## Exercise goal:
Every line below that mentions the word "grouping" should be copied out.

Data entries
--- begin ---
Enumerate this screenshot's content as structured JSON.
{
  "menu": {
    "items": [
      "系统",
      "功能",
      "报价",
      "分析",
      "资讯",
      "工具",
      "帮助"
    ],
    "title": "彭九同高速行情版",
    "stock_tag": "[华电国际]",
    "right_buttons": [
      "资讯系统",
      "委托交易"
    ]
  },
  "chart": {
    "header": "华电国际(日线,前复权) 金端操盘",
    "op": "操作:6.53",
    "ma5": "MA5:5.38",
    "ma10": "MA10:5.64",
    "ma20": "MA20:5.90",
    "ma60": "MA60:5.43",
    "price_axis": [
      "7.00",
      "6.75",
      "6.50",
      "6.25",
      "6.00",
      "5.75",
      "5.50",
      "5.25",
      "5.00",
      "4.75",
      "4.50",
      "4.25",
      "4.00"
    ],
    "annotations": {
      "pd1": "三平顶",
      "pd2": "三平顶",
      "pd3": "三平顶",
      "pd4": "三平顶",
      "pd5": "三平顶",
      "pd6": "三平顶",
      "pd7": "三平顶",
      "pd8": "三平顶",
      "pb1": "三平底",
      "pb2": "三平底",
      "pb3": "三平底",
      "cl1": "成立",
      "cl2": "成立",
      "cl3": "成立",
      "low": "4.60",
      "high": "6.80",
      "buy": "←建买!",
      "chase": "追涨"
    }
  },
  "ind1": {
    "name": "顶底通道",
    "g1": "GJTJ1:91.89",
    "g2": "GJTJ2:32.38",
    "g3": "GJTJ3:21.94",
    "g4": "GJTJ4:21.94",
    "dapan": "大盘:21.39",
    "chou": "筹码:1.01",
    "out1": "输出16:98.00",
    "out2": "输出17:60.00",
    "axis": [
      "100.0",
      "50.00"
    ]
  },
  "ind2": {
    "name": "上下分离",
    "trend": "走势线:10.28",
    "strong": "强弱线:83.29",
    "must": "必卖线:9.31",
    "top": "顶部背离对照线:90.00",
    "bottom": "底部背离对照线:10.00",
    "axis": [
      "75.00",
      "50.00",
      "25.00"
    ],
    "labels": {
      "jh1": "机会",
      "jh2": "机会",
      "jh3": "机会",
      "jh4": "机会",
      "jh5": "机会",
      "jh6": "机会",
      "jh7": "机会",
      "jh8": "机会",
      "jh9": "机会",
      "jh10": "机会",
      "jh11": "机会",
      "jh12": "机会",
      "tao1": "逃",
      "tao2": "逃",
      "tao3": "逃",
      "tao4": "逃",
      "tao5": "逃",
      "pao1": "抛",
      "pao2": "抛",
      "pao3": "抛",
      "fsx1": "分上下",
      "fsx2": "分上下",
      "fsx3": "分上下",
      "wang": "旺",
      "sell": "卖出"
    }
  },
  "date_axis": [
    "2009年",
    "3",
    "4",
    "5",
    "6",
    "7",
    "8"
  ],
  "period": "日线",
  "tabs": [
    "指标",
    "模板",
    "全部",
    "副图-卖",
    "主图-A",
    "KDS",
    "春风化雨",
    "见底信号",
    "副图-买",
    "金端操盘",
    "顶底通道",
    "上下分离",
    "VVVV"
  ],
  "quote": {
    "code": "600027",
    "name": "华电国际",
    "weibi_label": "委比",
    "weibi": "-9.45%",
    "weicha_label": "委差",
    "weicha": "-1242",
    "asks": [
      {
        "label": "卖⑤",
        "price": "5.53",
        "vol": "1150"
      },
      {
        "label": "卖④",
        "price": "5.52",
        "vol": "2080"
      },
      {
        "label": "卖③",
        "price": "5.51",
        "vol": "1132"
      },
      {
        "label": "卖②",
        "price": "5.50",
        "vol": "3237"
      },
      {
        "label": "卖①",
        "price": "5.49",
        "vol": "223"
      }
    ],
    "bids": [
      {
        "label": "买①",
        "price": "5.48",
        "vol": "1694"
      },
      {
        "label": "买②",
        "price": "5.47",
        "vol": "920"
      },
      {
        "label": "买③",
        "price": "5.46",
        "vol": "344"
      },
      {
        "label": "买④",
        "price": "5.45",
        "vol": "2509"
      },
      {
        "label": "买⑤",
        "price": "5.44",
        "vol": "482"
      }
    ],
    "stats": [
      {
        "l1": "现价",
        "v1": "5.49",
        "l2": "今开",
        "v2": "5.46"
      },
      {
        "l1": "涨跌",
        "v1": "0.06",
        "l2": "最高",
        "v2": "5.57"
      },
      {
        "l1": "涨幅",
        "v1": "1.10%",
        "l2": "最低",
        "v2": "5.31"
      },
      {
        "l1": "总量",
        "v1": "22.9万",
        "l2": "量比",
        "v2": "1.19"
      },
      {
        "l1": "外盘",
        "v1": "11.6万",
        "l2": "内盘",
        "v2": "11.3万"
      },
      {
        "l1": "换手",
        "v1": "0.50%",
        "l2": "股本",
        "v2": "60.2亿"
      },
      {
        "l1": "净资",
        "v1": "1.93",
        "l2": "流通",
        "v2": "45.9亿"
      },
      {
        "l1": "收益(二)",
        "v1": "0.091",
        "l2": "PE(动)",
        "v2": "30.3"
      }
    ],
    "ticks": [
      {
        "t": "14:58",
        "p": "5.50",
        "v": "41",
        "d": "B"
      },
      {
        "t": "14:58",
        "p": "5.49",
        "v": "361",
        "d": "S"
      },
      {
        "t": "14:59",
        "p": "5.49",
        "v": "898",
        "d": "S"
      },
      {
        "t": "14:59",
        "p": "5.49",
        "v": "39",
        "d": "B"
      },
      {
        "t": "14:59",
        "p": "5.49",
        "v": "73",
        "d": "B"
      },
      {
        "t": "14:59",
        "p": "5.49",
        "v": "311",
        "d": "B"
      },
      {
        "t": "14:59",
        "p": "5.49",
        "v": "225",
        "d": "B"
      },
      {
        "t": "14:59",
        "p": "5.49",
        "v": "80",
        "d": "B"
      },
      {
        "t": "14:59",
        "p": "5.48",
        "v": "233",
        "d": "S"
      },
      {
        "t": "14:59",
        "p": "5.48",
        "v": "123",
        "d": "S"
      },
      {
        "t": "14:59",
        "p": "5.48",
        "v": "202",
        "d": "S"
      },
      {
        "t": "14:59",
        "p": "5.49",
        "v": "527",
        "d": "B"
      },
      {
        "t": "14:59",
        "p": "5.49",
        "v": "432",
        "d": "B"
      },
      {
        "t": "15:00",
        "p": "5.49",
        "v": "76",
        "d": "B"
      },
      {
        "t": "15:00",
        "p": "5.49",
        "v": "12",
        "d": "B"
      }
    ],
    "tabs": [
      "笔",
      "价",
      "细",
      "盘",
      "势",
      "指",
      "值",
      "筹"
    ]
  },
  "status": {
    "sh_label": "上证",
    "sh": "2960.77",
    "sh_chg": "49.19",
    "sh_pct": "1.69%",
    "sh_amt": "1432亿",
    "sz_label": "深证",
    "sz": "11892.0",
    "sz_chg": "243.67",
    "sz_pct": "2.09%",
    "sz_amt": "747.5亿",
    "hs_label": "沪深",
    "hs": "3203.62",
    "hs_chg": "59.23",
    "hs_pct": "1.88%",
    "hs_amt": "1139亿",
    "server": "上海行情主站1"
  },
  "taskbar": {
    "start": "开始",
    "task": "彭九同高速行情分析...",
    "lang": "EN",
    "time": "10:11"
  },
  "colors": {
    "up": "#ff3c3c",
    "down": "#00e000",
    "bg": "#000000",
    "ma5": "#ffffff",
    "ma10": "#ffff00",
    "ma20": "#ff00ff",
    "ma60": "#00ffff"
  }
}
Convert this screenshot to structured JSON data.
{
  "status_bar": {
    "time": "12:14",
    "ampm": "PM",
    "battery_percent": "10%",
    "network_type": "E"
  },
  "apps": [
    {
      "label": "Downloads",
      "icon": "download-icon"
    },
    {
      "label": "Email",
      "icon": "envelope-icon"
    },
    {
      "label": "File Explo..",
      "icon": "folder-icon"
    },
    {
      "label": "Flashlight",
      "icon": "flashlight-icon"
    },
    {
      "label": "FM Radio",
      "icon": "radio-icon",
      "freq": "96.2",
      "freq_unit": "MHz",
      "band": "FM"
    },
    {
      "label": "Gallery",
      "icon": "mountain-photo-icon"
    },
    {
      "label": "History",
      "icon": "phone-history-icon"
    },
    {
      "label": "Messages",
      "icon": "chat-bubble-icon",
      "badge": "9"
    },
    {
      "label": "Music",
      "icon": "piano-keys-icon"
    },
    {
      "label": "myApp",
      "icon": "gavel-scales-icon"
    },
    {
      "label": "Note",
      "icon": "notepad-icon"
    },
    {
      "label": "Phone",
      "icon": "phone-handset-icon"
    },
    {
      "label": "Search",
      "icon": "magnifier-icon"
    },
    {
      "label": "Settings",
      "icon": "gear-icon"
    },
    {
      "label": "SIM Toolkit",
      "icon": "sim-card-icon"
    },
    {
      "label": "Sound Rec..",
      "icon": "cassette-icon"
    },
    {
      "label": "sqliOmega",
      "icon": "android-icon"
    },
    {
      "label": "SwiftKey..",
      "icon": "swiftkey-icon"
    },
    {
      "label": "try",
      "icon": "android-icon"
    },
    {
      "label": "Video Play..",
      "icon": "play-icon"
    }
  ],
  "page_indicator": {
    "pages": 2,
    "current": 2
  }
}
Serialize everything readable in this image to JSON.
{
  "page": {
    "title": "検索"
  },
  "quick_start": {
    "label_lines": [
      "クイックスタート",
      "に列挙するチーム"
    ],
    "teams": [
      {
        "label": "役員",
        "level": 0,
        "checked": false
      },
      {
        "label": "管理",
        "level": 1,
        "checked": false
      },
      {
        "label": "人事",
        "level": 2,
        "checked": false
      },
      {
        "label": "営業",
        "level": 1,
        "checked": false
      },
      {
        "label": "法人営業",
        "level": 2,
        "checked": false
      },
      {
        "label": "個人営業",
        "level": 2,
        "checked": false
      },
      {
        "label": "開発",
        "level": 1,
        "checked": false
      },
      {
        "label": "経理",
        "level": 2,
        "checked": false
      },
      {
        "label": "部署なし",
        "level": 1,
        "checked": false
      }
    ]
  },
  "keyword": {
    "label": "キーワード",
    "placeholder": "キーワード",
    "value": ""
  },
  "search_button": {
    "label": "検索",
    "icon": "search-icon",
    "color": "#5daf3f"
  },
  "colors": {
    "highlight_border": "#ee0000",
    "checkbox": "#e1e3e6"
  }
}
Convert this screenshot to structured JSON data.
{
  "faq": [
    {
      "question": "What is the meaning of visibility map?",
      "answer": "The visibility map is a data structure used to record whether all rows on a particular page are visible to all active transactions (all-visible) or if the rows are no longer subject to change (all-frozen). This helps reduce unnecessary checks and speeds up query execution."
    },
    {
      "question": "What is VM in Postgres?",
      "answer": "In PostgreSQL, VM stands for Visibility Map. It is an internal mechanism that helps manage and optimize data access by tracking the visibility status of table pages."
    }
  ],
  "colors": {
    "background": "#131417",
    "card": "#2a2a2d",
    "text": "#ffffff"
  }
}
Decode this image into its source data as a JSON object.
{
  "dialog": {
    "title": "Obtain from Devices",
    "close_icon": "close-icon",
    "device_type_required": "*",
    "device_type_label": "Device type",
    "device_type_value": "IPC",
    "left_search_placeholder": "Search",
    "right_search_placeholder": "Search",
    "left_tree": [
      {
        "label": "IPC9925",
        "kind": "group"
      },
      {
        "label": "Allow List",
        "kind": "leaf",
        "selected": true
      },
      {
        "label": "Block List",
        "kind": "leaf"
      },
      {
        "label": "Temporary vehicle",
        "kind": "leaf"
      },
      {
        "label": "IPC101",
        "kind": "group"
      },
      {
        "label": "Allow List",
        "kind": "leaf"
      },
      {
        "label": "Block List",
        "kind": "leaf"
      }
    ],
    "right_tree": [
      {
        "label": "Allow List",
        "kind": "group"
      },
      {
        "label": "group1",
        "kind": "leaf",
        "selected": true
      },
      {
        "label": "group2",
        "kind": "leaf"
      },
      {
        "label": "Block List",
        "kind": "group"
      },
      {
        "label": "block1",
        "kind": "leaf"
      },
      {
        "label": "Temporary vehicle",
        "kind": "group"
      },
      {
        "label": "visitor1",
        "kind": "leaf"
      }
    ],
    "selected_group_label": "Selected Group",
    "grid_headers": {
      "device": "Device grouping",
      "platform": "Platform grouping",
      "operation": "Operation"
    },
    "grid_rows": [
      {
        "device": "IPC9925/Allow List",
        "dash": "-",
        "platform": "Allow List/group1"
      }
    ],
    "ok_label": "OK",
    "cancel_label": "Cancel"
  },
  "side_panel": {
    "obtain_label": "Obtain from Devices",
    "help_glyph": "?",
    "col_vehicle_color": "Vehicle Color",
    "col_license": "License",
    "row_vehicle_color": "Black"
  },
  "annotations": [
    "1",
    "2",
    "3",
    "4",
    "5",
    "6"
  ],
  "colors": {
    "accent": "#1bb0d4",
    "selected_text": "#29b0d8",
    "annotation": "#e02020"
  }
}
--- end ---
## Response to the task:
      "device": "Device grouping",
      "platform": "Platform grouping",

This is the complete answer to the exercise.